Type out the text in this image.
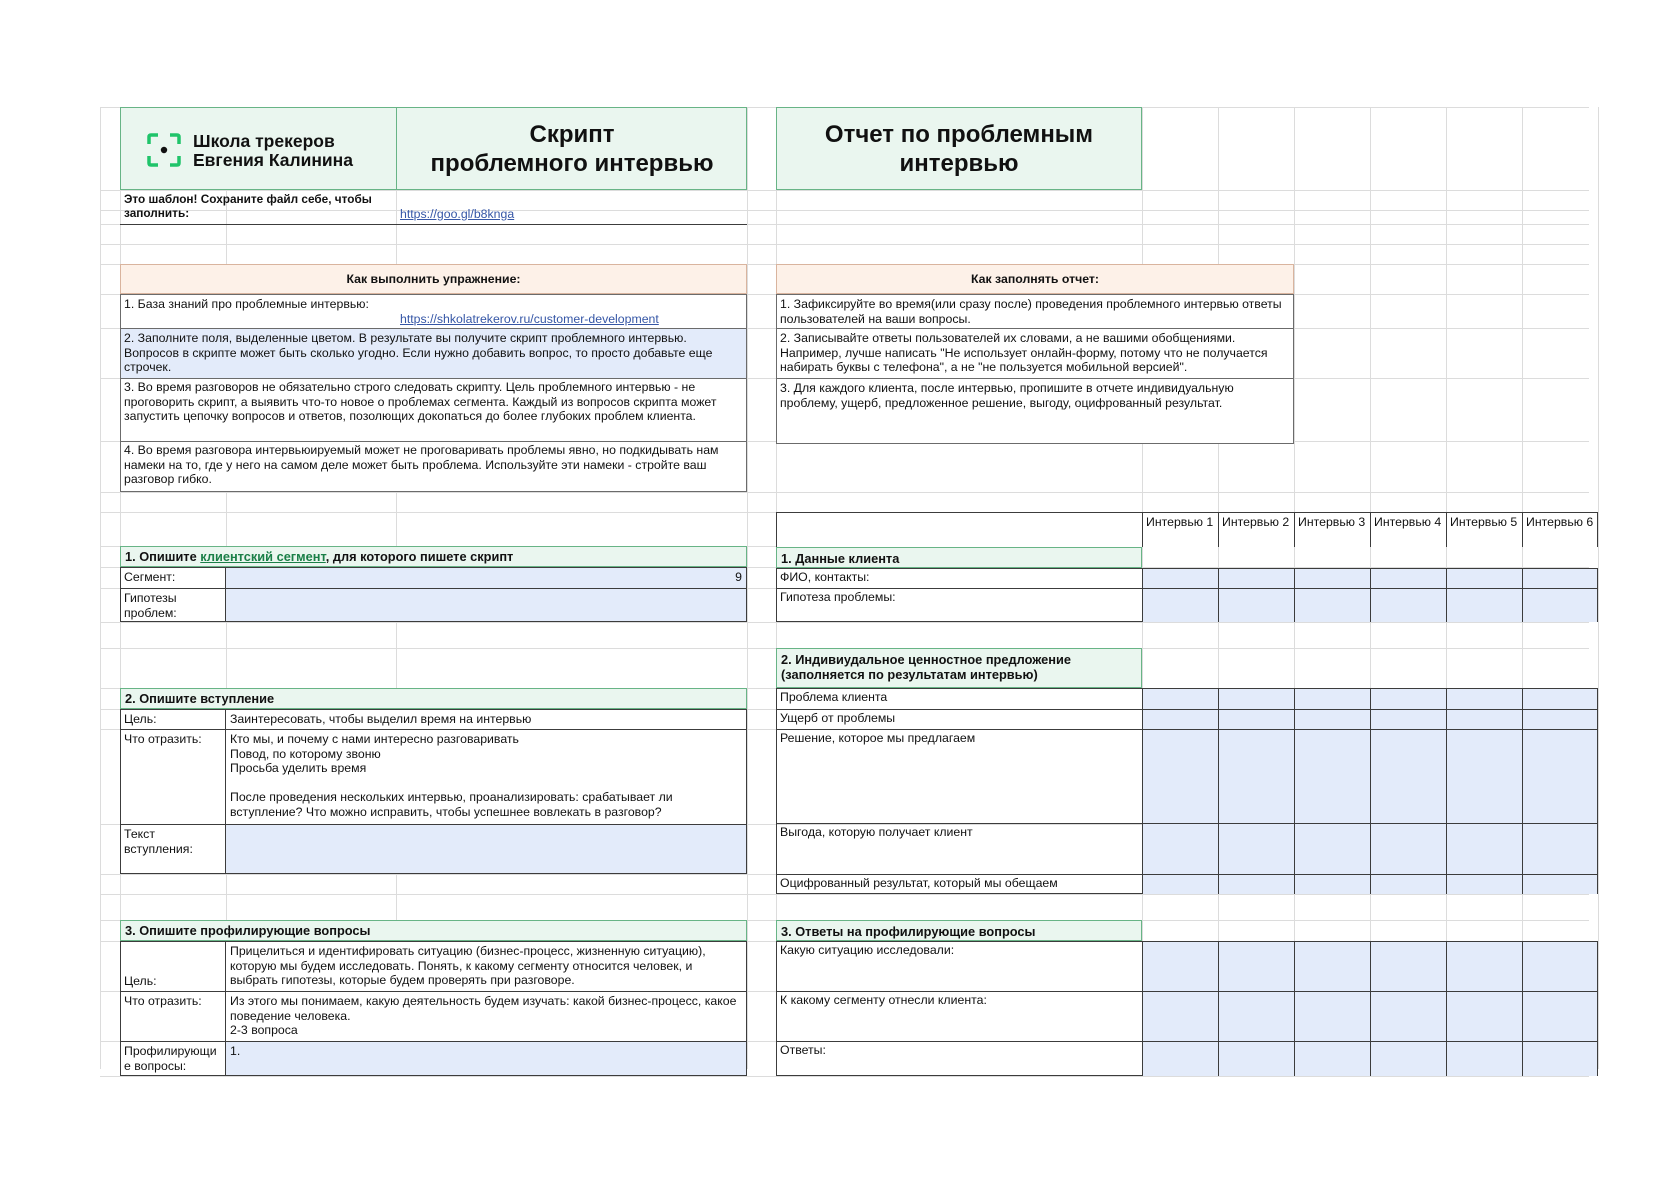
Школа трекеров
Евгения Калинина
Скрипт
проблемного интервью
Это шаблон! Сохраните файл себе, чтобы заполнить:	https://goo.gl/b8knga

Как выполнить упражнение:
1. База знаний про проблемные интервью:

https://shkolatrekerov.ru/customer-development

2. Заполните поля, выделенные цветом. В результате вы получите скрипт проблемного интервью. Вопросов в скрипте может быть сколько угодно. Если нужно добавить вопрос, то просто добавьте еще строчек.
3. Во время разговоров не обязательно строго следовать скрипту. Цель проблемного интервью - не проговорить скрипт, а выявить что-то новое о проблемах сегмента. Каждый из вопросов скрипта может запустить цепочку вопросов и ответов, позолющих докопаться до более глубоких проблем клиента.
4. Во время разговора интервьюируемый может не проговаривать проблемы явно, но подкидывать нам намеки на то, где у него на самом деле может быть проблема. Используйте эти намеки - стройте ваш разговор гибко.
1. Опишите клиентский сегмент, для которого пишете скрипт
Сегмент:	9
Гипотезы проблем:
2. Опишите вступление
Цель:	Заинтересовать, чтобы выделил время на интервью
Что отразить:	Кто мы, и почему с нами интересно разговаривать
Повод, по которому звоню
Просьба уделить время

После проведения нескольких интервью, проанализировать: срабатывает ли вступление? Что можно исправить, чтобы успешнее вовлекать в разговор?
Текст вступления:
3. Опишите профилирующие вопросы
Цель:
Прицелиться и идентифировать ситуацию (бизнес-процесс, жизненную ситуацию), которую мы будем исследовать. Понять, к какому сегменту относится человек, и выбрать гипотезы, которые будем проверять при разговоре.
Что отразить:	Из этого мы понимаем, какую деятельность будем изучать: какой бизнес-процесс, какое поведение человека.
2-3 вопроса
Профилирующи е вопросы:
1.
Отчет по проблемным
интервью
Как заполнять отчет:
1. Зафиксируйте во время(или сразу после) проведения проблемного интервью ответы пользователей на ваши вопросы.
2. Записывайте ответы пользователей их словами, а не вашими обобщениями. Например, лучше написать "Не использует онлайн-форму, потому что не получается набирать буквы с телефона", а не "не пользуется мобильной версией".
3. Для каждого клиента, после интервью, пропишите в отчете индивидуальную проблему, ущерб, предложенное решение, выгоду, оцифрованный результат.
Интервью 1 Интервью 2 Интервью 3 Интервью 4 Интервью 5 Интервью 6
1. Данные клиента
ФИО, контакты:
Гипотеза проблемы:
2. Индивиудальное ценностное предложение (заполняется по результатам интервью)
Проблема клиента
Ущерб от проблемы
Решение, которое мы предлагаем
Выгода, которую получает клиент
Оцифрованный результат, который мы обещаем
3. Ответы на профилирующие вопросы
Какую ситуацию исследовали:
К какому сегменту отнесли клиента:
Ответы:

— TASK GOAL —
Find how many lines in the records contain the string "пользователей", then give the number alone.

— TASK ANSWER —
2